» **Written task**
Read the lines that follow and tally those with the word "JSON"; give the number and nothing else.

* START *

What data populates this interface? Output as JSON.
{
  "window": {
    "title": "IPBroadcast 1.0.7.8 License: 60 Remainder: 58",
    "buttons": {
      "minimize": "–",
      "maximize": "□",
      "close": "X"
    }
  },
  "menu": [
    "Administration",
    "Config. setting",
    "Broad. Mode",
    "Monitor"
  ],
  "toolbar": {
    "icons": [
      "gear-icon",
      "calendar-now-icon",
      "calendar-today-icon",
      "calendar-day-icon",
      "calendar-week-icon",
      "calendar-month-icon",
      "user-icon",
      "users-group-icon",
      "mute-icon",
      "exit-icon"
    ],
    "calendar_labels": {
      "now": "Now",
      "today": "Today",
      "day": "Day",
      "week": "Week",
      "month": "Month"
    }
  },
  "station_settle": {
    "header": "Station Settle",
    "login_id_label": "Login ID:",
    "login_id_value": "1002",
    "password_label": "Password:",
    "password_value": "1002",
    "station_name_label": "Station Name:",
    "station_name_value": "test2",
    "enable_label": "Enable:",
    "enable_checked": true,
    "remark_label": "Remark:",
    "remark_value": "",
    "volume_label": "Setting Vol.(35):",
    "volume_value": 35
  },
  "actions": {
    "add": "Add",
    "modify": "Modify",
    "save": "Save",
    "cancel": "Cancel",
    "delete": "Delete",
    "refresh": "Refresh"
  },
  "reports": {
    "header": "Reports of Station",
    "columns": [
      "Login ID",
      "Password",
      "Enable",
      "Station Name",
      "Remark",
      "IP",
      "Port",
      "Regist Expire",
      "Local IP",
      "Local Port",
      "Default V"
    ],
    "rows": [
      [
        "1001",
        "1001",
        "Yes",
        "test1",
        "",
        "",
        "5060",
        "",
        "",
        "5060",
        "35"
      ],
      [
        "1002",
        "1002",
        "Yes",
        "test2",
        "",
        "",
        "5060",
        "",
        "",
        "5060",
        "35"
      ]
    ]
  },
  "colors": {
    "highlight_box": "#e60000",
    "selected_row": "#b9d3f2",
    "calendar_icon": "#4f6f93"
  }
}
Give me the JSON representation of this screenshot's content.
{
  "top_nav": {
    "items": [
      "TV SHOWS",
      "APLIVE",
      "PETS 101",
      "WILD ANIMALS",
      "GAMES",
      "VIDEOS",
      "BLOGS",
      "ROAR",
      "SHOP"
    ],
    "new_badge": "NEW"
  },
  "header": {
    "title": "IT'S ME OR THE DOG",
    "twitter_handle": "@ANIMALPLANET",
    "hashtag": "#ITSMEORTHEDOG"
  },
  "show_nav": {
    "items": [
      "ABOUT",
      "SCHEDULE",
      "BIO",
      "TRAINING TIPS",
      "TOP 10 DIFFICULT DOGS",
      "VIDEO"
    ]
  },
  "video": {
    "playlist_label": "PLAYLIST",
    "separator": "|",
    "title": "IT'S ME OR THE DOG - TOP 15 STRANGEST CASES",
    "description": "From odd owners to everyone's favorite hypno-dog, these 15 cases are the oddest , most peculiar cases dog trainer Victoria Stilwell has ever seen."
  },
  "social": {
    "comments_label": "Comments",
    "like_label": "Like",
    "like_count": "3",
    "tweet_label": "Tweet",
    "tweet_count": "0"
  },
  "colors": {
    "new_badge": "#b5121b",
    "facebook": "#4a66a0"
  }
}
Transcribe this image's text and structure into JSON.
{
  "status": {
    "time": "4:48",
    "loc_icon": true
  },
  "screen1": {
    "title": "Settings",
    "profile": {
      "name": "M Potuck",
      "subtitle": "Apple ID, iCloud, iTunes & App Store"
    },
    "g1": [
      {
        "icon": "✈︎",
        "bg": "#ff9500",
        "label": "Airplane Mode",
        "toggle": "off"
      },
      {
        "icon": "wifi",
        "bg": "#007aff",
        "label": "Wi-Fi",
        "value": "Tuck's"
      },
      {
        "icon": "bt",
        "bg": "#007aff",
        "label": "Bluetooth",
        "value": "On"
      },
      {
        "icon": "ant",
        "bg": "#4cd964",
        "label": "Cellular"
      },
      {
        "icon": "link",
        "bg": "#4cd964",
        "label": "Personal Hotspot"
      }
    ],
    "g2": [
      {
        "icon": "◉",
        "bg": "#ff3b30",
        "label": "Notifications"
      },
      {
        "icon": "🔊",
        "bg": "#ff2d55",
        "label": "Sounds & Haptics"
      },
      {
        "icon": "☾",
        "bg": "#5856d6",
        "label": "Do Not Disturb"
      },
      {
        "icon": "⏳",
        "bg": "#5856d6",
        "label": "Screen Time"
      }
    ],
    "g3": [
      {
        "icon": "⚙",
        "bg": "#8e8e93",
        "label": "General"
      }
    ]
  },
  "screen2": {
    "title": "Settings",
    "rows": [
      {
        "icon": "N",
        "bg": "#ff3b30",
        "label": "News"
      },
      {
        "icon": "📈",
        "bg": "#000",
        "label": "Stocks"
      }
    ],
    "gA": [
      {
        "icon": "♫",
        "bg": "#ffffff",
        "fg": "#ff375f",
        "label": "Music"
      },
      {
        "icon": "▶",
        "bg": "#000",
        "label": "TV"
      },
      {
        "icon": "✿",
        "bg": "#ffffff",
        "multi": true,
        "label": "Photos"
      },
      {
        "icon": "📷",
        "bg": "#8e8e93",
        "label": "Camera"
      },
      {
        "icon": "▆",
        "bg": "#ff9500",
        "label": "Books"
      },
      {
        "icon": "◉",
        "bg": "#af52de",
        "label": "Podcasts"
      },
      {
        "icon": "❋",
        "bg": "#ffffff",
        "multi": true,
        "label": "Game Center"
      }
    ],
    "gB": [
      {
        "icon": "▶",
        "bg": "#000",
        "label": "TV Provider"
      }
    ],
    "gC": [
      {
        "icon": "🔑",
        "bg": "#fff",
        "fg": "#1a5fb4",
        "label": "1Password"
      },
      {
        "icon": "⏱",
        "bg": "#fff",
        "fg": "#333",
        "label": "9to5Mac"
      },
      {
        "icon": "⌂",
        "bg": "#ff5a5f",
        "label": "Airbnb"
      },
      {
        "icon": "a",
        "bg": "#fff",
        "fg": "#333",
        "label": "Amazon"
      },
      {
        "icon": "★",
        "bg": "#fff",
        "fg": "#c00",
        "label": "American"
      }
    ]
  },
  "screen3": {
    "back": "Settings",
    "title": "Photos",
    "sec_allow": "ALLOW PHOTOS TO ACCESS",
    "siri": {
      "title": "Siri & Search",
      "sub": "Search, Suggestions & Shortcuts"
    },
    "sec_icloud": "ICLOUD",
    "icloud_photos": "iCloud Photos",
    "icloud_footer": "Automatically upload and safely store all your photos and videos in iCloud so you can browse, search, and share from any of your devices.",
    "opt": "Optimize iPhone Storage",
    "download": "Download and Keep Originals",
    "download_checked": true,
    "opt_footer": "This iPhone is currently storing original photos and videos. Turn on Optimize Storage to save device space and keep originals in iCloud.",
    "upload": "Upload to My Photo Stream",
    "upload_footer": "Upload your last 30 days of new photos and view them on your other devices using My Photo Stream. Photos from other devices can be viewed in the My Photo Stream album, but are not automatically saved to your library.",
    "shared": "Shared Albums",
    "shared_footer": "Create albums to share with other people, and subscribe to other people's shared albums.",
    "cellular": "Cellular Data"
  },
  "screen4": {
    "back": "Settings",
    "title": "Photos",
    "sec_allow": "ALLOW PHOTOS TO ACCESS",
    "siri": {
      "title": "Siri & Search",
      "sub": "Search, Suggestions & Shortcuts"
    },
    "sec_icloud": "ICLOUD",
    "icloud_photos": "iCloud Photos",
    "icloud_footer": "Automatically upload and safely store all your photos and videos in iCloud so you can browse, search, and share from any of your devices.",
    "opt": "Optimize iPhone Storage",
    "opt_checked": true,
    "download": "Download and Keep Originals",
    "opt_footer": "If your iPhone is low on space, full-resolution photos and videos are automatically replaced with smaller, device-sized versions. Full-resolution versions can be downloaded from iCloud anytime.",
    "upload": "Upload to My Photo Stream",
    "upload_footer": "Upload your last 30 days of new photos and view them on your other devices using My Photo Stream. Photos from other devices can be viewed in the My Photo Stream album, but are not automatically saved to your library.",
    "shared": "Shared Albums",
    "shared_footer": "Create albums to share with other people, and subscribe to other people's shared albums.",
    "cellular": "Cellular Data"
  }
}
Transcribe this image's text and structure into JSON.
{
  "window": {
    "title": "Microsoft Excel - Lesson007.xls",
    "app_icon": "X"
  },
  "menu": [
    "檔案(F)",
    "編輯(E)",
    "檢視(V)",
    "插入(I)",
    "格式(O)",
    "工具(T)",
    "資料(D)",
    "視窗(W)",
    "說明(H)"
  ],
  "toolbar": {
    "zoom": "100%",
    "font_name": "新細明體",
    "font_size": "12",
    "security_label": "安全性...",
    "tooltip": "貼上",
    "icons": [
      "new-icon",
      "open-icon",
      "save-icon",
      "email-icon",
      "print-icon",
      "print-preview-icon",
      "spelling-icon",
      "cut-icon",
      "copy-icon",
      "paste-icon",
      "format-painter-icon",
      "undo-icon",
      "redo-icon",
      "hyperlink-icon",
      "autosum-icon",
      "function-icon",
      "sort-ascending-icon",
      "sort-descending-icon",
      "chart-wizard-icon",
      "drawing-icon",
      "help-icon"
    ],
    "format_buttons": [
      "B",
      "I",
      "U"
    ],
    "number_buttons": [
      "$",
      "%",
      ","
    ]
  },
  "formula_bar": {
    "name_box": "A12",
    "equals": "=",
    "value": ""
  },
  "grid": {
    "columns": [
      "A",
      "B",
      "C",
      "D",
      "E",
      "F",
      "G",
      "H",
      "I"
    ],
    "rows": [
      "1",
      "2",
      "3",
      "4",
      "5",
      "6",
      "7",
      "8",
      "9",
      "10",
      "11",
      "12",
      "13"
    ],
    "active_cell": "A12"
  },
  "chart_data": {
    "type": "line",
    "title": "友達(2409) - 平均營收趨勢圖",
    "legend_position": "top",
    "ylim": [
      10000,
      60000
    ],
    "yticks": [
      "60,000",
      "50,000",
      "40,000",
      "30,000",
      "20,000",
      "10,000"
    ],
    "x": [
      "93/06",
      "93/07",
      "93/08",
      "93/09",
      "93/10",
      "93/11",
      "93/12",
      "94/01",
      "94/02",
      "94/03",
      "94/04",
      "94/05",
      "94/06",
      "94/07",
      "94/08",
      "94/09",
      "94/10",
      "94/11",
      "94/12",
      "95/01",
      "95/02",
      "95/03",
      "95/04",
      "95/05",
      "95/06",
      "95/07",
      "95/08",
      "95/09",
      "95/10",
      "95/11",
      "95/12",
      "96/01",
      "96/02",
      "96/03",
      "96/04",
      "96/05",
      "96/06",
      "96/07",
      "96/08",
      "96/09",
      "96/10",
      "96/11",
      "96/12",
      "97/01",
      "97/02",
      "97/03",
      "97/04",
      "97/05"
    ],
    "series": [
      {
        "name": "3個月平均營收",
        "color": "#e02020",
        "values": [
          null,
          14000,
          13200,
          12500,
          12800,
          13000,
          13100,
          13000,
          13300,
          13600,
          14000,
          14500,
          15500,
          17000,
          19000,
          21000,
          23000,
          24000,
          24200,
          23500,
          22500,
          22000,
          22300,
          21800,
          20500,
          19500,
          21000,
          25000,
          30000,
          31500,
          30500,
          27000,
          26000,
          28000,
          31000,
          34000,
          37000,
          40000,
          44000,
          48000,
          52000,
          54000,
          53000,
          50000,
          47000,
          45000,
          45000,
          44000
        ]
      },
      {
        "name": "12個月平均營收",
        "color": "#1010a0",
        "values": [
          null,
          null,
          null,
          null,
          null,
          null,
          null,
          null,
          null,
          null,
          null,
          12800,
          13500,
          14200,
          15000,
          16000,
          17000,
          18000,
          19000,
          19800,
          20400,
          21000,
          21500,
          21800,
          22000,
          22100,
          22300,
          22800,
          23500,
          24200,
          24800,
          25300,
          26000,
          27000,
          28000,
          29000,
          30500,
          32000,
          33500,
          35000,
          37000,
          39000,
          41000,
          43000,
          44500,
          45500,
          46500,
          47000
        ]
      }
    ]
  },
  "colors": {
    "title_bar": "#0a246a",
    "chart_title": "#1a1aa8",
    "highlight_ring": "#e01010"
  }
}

* END *

» **Correct answer**
4